GIVEN TEXT:
* * * *

Fähnrich zur See (Fähnr zS or FRZS) designates in the German Navy of the Bundeswehr a military person or member of the armed forces with the second highest Officer Aspirant (OA – ) rank. According to the salary class it is equivalent to the Portepeeunteroffizier ranks Bootsmann (Marine) and Feldwebel of Heer or Luftwaffe.

It is also grouped as OR-6 in NATO, equivalent to Technical Sergeant, Staff Sergeant, or Petty Officer First Class in the US Armed forces, and to Petty officer in the British Army and Royal Navy.

In navy context NCOs of this rank were formally addressed as Herr/ Frau Fähnrich zur See also informally / short Fähnrich.

The sequence of ranks (top-down approach) in that particular group is as follows:
Portepeeunteroffiziere
OR-9: Oberstabsbootsmann / Oberstabsfeldwebel
OR-8: Stabsbootsmann / Stabsfeldwebel
OR-7: Oberfähnrich zur See and Hauptbootsmann / Oberfähnrich and Hauptfeldwebel
OR-6a: Oberbootsmann / Oberfeldwebel
OR-6b: Fähnrich zur See and Bootsmann / Fähnrich and Feldwebel

Career and rank insignia

A Fähnrich zur See of the Deutsche Marine is a soldier who serves in the ranks, first as Seekadett (OR-4, comparable to the  junior non-commissioned officer rank Unteroffizier), then in subsequent grades: Fähnrich zur See (OR-6, equivalent to Bootsmann), and Oberfähnrich zur See (OR-7 equivalent to Hauptbootsmann).

* * * *

AVAILABLE DATA:

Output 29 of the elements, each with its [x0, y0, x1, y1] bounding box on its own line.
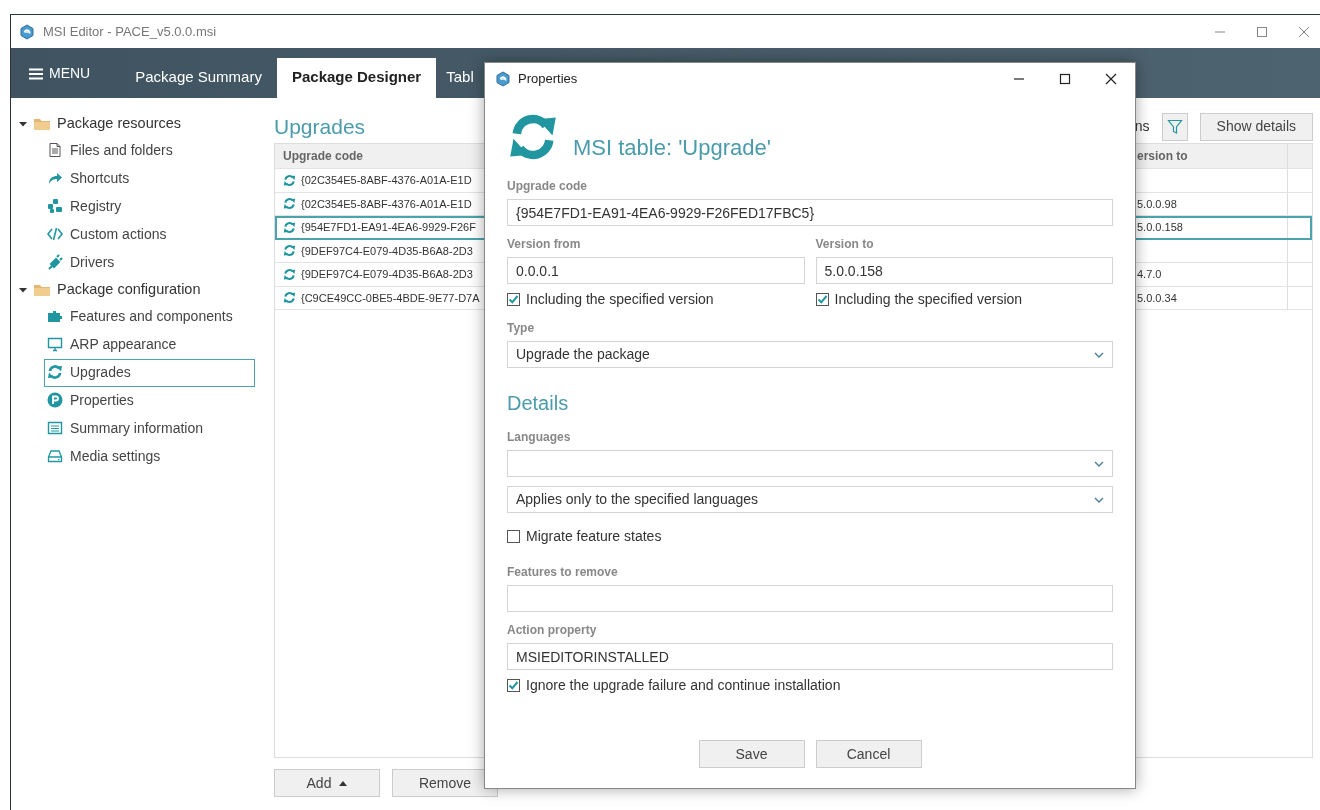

* * * *

SHORT TASK: Continue the article on the German naval rank Fähnrich zur See, starting right after its final sentence.

TASK ANSWER:
In the Deutsche Marine, an officer candidate () can be promoted to the rank of Fähnrich zur See after 21 months of service. The equivalent in Heer and Luftwaffe is "Fähnrich".

An officer candidate's career is indicated by the enlisted rank with the golden nautical star on the shoulder strap and sleeve in the Deutsche Marine, and a thin silver cord on the shoulder strap in Heer and Luftwaffe.

Already below the lowest officer designated rank "Seekadett" any military person, assigned to an officer career, has to wear additionally to the particular rank the two capital letters “OA”, indicating to the “Officer Aspirant” career. The "nautical star" symbolizes the "OA" career.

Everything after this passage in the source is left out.